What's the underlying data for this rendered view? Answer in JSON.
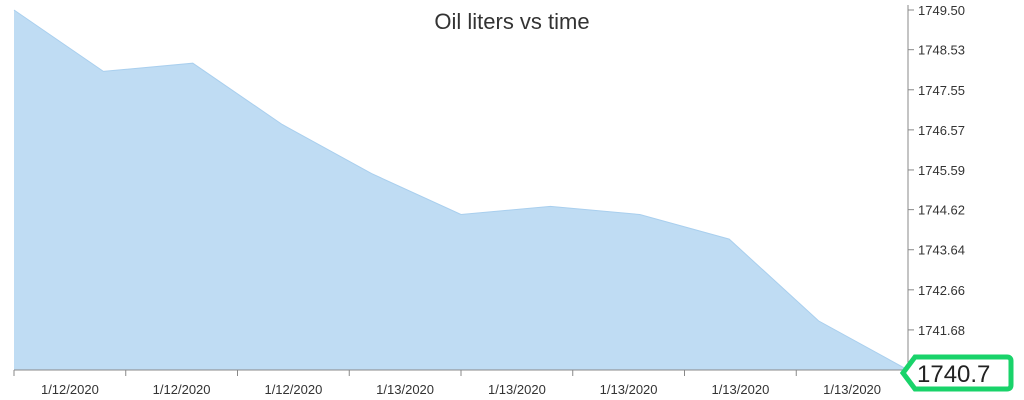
{
  "chart_data": {
    "type": "area",
    "title": "Oil liters vs time",
    "xlabel": "",
    "ylabel": "",
    "x_tick_labels": [
      "1/12/2020",
      "1/12/2020",
      "1/12/2020",
      "1/13/2020",
      "1/13/2020",
      "1/13/2020",
      "1/13/2020",
      "1/13/2020"
    ],
    "y_ticks": [
      "1749.50",
      "1748.53",
      "1747.55",
      "1746.57",
      "1745.59",
      "1744.62",
      "1743.64",
      "1742.66",
      "1741.68"
    ],
    "ylim": [
      1740.7,
      1749.5
    ],
    "y_axis_position": "right",
    "grid": false,
    "series": [
      {
        "values": [
          1749.5,
          1748.0,
          1748.2,
          1746.7,
          1745.5,
          1744.5,
          1744.7,
          1744.5,
          1743.9,
          1741.9,
          1740.7
        ]
      }
    ],
    "current_value_label": "1740.7",
    "colors": {
      "fill": "#bfdcf3",
      "stroke": "#a9cfee",
      "axis": "#888888",
      "badge": "#19d36a"
    }
  }
}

------------------------------------------------------------------------

Go through the entries above and output them exactly, without pictures.

Full output —
What's the underlying data for this rendered view? Answer in JSON.
{
  "chart_data": {
    "type": "area",
    "title": "Oil liters vs time",
    "xlabel": "",
    "ylabel": "",
    "x_tick_labels": [
      "1/12/2020",
      "1/12/2020",
      "1/12/2020",
      "1/13/2020",
      "1/13/2020",
      "1/13/2020",
      "1/13/2020",
      "1/13/2020"
    ],
    "y_ticks": [
      "1749.50",
      "1748.53",
      "1747.55",
      "1746.57",
      "1745.59",
      "1744.62",
      "1743.64",
      "1742.66",
      "1741.68"
    ],
    "ylim": [
      1740.7,
      1749.5
    ],
    "y_axis_position": "right",
    "grid": false,
    "series": [
      {
        "values": [
          1749.5,
          1748.0,
          1748.2,
          1746.7,
          1745.5,
          1744.5,
          1744.7,
          1744.5,
          1743.9,
          1741.9,
          1740.7
        ]
      }
    ],
    "current_value_label": "1740.7",
    "colors": {
      "fill": "#bfdcf3",
      "stroke": "#a9cfee",
      "axis": "#888888",
      "badge": "#19d36a"
    }
  }
}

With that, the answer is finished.